• Exercise objective
Filter the records below down to lines containing "both".

• Figure content listings

>>

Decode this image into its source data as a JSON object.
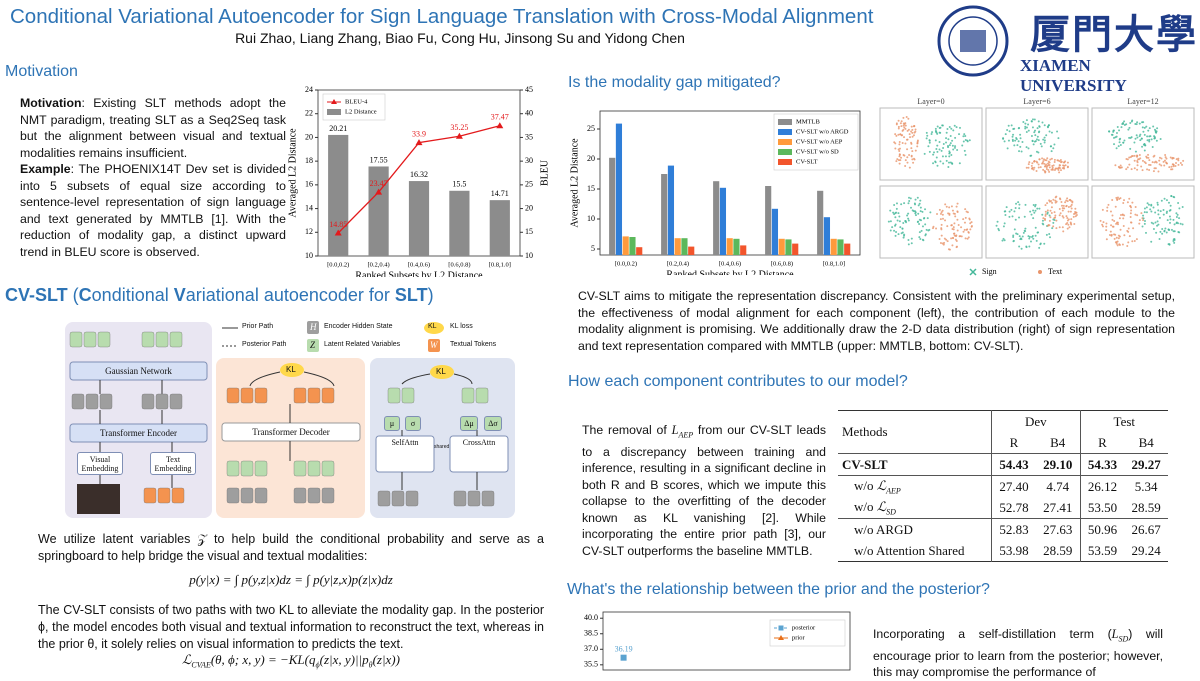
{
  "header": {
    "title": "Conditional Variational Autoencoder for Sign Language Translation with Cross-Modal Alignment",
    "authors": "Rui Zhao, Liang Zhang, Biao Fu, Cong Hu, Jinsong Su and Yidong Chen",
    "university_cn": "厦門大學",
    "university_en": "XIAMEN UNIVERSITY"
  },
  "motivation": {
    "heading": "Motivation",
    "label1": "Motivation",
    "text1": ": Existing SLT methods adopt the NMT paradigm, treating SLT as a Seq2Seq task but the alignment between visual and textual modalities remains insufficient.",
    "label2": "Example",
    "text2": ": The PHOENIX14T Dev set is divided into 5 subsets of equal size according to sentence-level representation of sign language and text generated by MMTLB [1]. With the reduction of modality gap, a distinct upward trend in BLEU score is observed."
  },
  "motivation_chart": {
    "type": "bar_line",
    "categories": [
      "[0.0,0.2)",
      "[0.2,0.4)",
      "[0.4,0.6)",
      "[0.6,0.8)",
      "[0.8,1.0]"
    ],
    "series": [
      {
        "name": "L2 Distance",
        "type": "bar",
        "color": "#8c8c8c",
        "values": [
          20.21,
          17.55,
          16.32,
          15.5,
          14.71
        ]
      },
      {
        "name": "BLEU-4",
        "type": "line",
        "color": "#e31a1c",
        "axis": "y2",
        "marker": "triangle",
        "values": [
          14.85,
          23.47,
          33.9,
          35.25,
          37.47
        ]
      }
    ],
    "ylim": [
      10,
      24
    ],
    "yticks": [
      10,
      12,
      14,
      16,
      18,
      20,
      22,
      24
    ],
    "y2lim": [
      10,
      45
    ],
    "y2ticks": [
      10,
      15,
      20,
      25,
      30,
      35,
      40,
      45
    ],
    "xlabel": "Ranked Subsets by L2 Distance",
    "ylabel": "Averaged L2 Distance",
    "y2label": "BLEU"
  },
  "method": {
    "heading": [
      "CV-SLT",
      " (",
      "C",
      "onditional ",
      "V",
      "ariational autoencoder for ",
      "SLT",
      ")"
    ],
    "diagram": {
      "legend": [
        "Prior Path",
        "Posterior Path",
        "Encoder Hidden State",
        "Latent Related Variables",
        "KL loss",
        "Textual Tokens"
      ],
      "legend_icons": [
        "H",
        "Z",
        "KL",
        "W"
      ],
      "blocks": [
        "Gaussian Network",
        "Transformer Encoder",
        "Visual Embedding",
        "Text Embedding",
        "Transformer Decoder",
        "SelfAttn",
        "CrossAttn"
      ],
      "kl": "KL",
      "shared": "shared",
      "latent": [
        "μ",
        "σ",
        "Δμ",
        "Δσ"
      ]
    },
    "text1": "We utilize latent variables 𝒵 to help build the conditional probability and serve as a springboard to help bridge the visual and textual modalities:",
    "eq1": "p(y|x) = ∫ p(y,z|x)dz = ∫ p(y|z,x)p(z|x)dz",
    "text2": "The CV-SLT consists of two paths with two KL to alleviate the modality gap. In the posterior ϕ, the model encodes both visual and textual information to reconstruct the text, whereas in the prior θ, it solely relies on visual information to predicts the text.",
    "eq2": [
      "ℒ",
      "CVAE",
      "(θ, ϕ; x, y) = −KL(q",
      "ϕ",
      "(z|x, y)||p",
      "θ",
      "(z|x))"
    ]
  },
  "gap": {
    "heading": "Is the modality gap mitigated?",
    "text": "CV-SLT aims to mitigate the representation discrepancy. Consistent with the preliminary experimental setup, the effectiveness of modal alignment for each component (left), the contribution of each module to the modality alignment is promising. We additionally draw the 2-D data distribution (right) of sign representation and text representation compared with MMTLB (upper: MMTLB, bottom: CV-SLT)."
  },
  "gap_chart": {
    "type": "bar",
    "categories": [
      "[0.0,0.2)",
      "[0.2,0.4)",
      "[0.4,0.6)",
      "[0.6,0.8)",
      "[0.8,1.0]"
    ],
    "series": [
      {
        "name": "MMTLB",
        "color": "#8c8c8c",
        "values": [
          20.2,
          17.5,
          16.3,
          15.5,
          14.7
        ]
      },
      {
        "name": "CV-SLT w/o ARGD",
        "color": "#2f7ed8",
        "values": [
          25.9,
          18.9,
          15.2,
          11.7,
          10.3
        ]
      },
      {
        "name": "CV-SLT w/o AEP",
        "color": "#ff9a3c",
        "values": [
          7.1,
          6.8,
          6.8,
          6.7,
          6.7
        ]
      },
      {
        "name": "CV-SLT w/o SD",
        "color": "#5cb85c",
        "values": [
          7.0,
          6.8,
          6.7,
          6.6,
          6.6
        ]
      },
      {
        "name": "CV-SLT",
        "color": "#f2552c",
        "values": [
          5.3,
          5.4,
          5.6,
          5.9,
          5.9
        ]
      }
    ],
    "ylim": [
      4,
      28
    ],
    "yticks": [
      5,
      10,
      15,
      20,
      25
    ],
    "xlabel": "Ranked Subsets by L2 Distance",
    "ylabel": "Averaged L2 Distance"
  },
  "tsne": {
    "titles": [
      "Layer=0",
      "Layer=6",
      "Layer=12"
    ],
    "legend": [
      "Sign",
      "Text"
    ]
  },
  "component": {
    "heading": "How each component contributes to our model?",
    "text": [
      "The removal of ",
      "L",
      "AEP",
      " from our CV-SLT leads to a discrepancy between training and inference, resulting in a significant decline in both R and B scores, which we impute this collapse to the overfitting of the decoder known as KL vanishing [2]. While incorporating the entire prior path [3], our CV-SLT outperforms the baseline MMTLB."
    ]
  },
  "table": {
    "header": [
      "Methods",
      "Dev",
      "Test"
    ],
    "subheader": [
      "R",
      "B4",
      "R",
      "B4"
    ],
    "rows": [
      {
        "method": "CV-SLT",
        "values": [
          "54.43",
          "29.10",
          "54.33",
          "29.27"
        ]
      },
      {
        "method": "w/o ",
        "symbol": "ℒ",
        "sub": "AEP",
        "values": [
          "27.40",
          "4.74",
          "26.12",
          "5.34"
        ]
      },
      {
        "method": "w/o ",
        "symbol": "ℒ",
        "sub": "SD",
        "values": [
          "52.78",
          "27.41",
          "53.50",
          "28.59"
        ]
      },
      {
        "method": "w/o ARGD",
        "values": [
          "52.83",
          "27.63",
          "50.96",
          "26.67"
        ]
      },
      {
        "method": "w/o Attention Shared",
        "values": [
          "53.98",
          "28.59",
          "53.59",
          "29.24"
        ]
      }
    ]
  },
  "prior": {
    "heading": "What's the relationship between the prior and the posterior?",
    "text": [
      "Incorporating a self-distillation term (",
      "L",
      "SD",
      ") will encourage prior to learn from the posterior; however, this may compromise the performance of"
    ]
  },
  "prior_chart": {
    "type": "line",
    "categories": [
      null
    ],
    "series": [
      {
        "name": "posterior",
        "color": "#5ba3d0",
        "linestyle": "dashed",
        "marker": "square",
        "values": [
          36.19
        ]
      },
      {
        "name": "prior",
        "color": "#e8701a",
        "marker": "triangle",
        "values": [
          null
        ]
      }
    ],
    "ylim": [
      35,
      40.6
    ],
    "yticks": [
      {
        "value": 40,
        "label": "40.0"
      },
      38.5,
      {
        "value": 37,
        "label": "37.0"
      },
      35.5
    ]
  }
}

<<

• Correct response
    "text2": "The CV-SLT consists of two paths with two KL to alleviate the modality gap. In the posterior ϕ, the model encodes both visual and textual information to reconstruct the text, whereas in the prior θ, it solely relies on visual information to predicts the text.",
      " from our CV-SLT leads to a discrepancy between training and inference, resulting in a significant decline in both R and B scores, which we impute this collapse to the overfitting of the decoder known as KL vanishing [2]. While incorporating the entire prior path [3], our CV-SLT outperforms the baseline MMTLB."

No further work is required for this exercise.